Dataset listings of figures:
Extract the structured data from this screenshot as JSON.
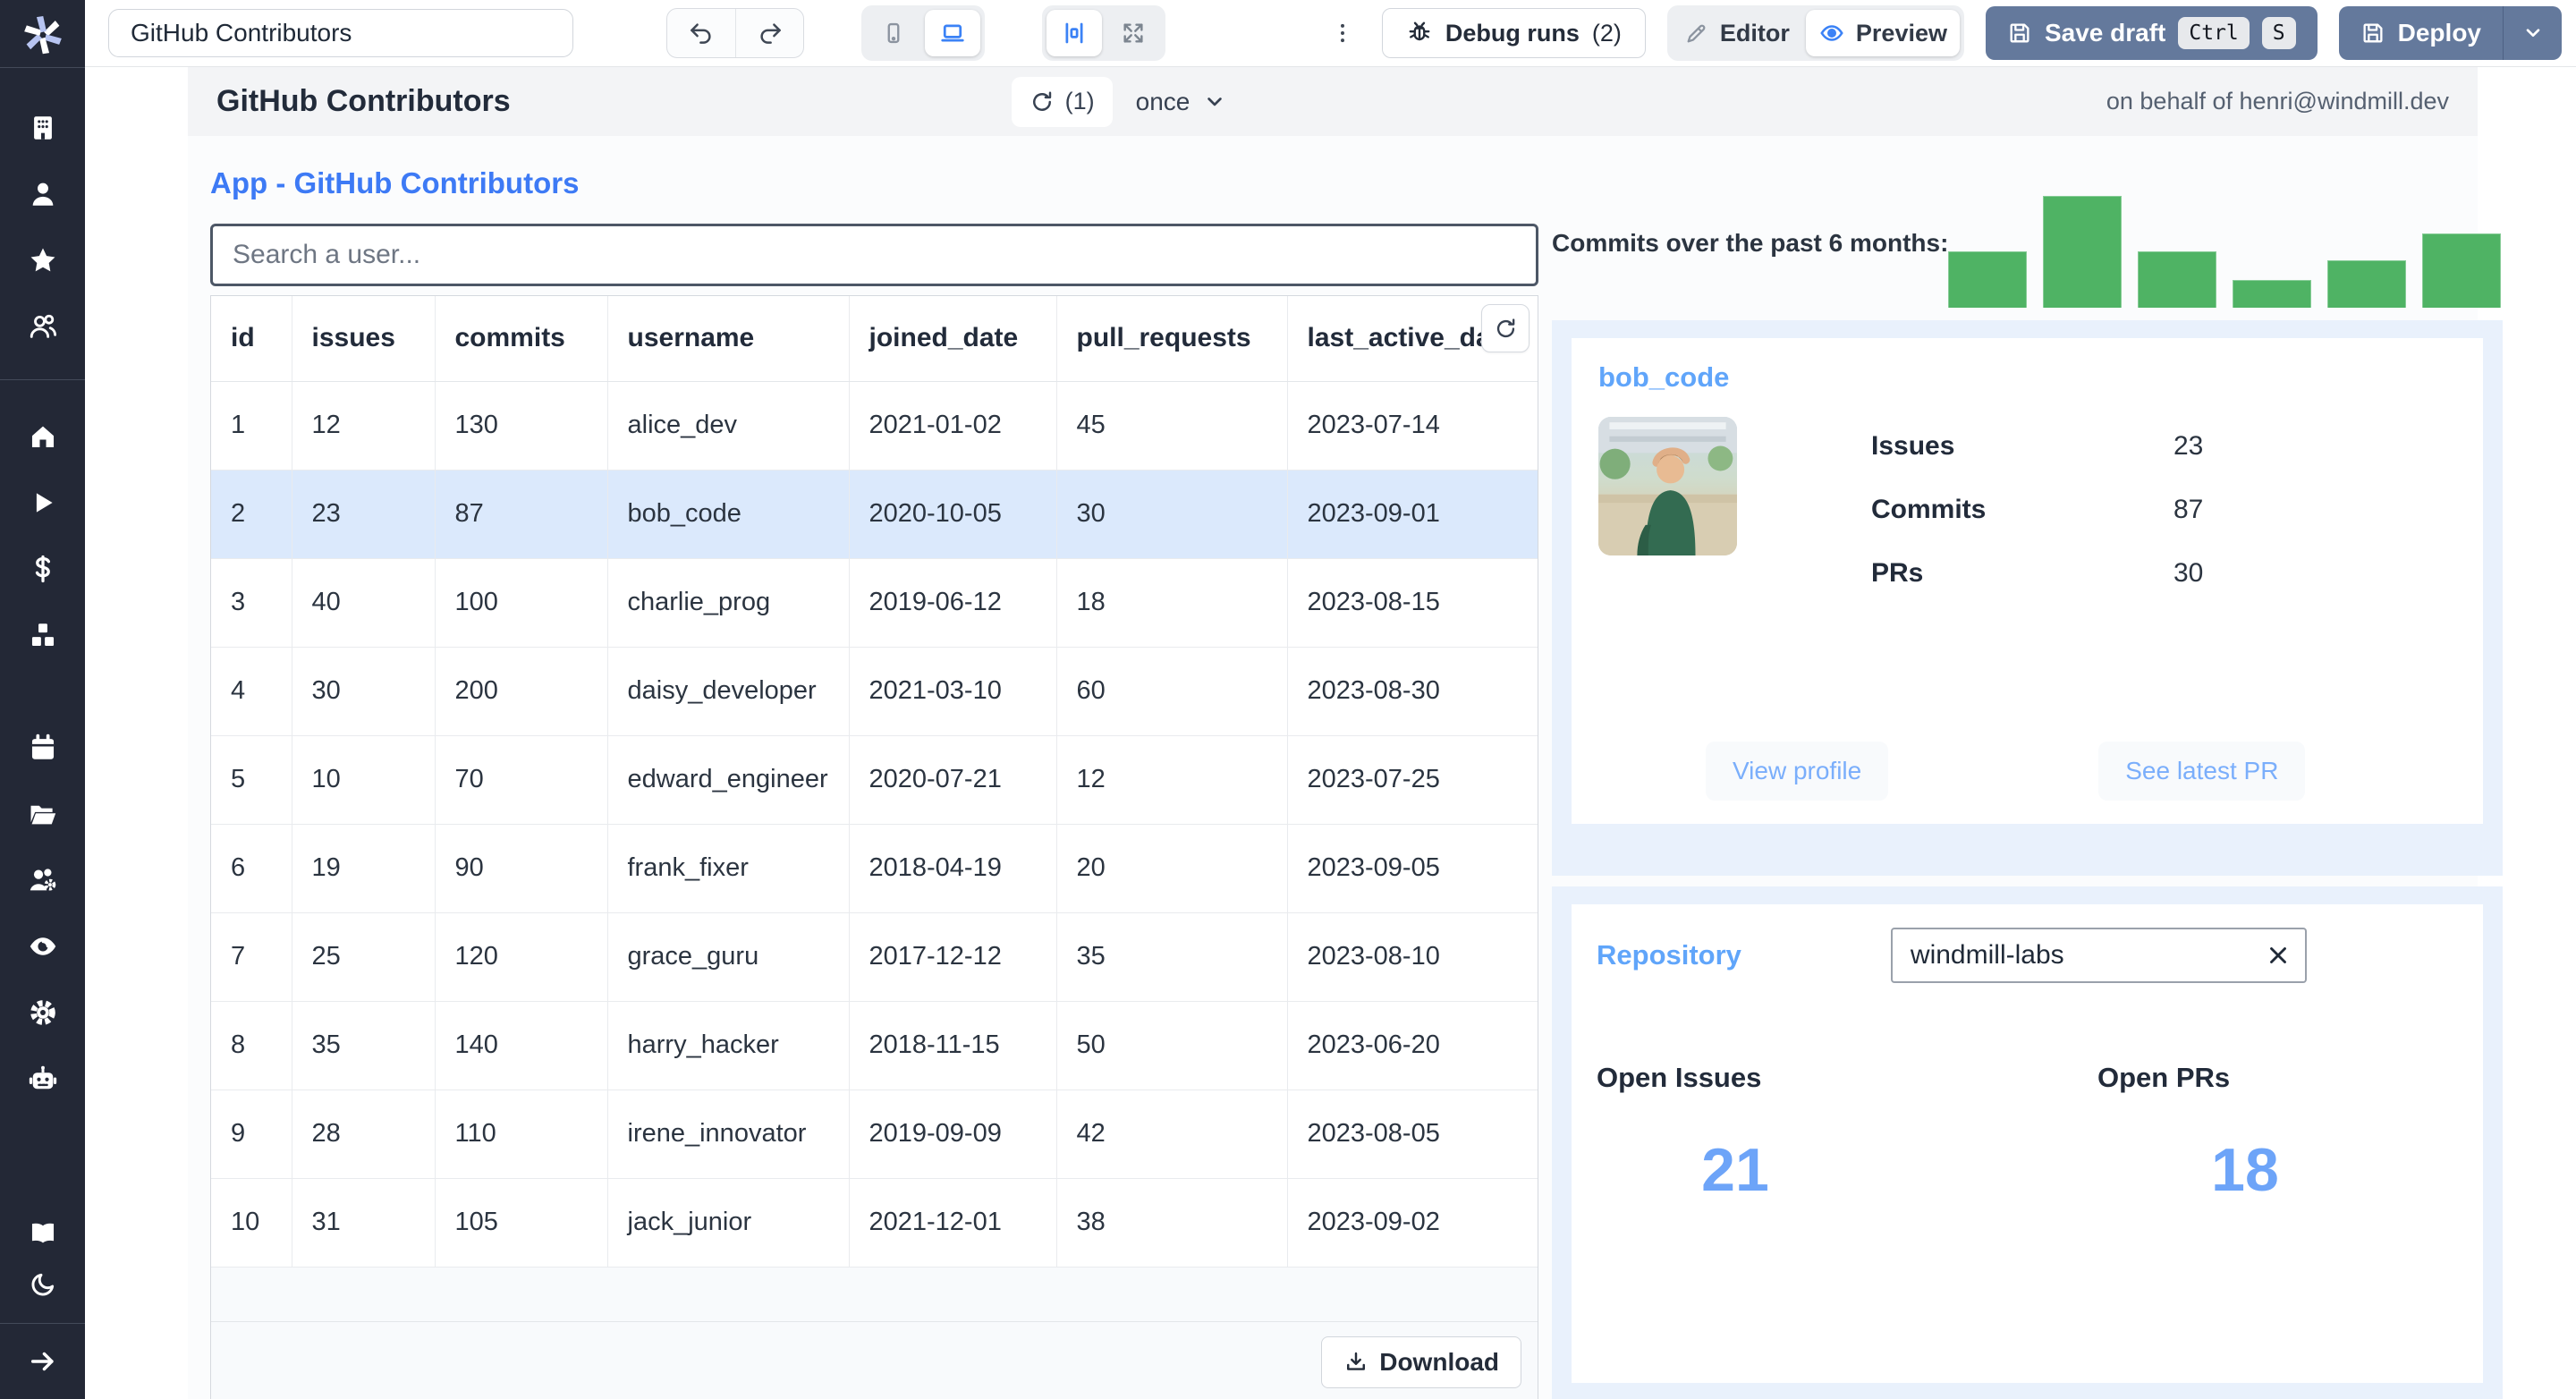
{
  "toolbar": {
    "app_title_value": "GitHub Contributors",
    "debug_runs_label": "Debug runs",
    "debug_runs_count": "(2)",
    "editor_label": "Editor",
    "preview_label": "Preview",
    "save_draft_label": "Save draft",
    "kbd_ctrl": "Ctrl",
    "kbd_s": "S",
    "deploy_label": "Deploy"
  },
  "sidebar": {
    "icons": [
      "windmill-logo",
      "building",
      "user",
      "star",
      "users",
      "home",
      "play",
      "dollar-sign",
      "boxes",
      "calendar",
      "folder-open",
      "users-settings",
      "eye",
      "settings",
      "robot",
      "book-open",
      "moon",
      "arrow-right"
    ]
  },
  "header": {
    "title": "GitHub Contributors",
    "refresh_count": "(1)",
    "schedule_label": "once",
    "on_behalf": "on behalf of henri@windmill.dev"
  },
  "main": {
    "app_heading": "App - GitHub Contributors",
    "search_placeholder": "Search a user...",
    "download_label": "Download"
  },
  "table": {
    "columns": [
      "id",
      "issues",
      "commits",
      "username",
      "joined_date",
      "pull_requests",
      "last_active_date"
    ],
    "selected_row_id": 2,
    "rows": [
      {
        "id": 1,
        "issues": 12,
        "commits": 130,
        "username": "alice_dev",
        "joined_date": "2021-01-02",
        "pull_requests": 45,
        "last_active_date": "2023-07-14"
      },
      {
        "id": 2,
        "issues": 23,
        "commits": 87,
        "username": "bob_code",
        "joined_date": "2020-10-05",
        "pull_requests": 30,
        "last_active_date": "2023-09-01"
      },
      {
        "id": 3,
        "issues": 40,
        "commits": 100,
        "username": "charlie_prog",
        "joined_date": "2019-06-12",
        "pull_requests": 18,
        "last_active_date": "2023-08-15"
      },
      {
        "id": 4,
        "issues": 30,
        "commits": 200,
        "username": "daisy_developer",
        "joined_date": "2021-03-10",
        "pull_requests": 60,
        "last_active_date": "2023-08-30"
      },
      {
        "id": 5,
        "issues": 10,
        "commits": 70,
        "username": "edward_engineer",
        "joined_date": "2020-07-21",
        "pull_requests": 12,
        "last_active_date": "2023-07-25"
      },
      {
        "id": 6,
        "issues": 19,
        "commits": 90,
        "username": "frank_fixer",
        "joined_date": "2018-04-19",
        "pull_requests": 20,
        "last_active_date": "2023-09-05"
      },
      {
        "id": 7,
        "issues": 25,
        "commits": 120,
        "username": "grace_guru",
        "joined_date": "2017-12-12",
        "pull_requests": 35,
        "last_active_date": "2023-08-10"
      },
      {
        "id": 8,
        "issues": 35,
        "commits": 140,
        "username": "harry_hacker",
        "joined_date": "2018-11-15",
        "pull_requests": 50,
        "last_active_date": "2023-06-20"
      },
      {
        "id": 9,
        "issues": 28,
        "commits": 110,
        "username": "irene_innovator",
        "joined_date": "2019-09-09",
        "pull_requests": 42,
        "last_active_date": "2023-08-05"
      },
      {
        "id": 10,
        "issues": 31,
        "commits": 105,
        "username": "jack_junior",
        "joined_date": "2021-12-01",
        "pull_requests": 38,
        "last_active_date": "2023-09-02"
      }
    ]
  },
  "chart_data": {
    "type": "bar",
    "title": "Commits over the past 6 months:",
    "values": [
      50,
      100,
      50,
      25,
      42,
      66
    ],
    "ylim": [
      0,
      100
    ],
    "axis_labels_visible": false,
    "note": "values are estimated relative bar heights (% of tallest bar); no tick labels shown in UI",
    "bar_color": "#4fb364",
    "legend": "none",
    "grid": false
  },
  "user_card": {
    "username": "bob_code",
    "stats": [
      {
        "label": "Issues",
        "value": "23"
      },
      {
        "label": "Commits",
        "value": "87"
      },
      {
        "label": "PRs",
        "value": "30"
      }
    ],
    "view_profile_label": "View profile",
    "see_latest_pr_label": "See latest PR"
  },
  "repo_card": {
    "title": "Repository",
    "input_value": "windmill-labs",
    "open_issues_label": "Open Issues",
    "open_prs_label": "Open PRs",
    "open_issues_value": "21",
    "open_prs_value": "18"
  },
  "colors": {
    "accent_blue": "#3d7af5",
    "light_blue_text": "#60a5fa",
    "big_number_blue": "#6da4f8",
    "panel_blue": "#e9f1fc",
    "selected_row": "#dbe9fc",
    "bar_green": "#4fb364",
    "slate_button": "#64799c",
    "sidebar_bg": "#232836"
  }
}
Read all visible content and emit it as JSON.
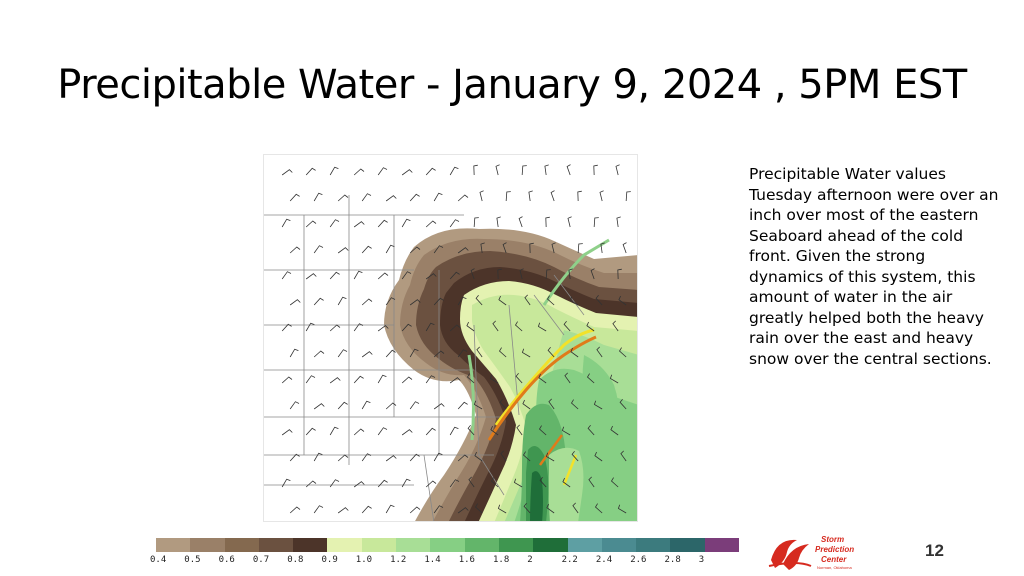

BRIEF
Filter the entries down to the lines containing "Contributors". Copy each of those lines.

FINISHED ANSWER
    "app_title_value": "GitHub Contributors",
    "title": "GitHub Contributors",
    "app_heading": "App - GitHub Contributors",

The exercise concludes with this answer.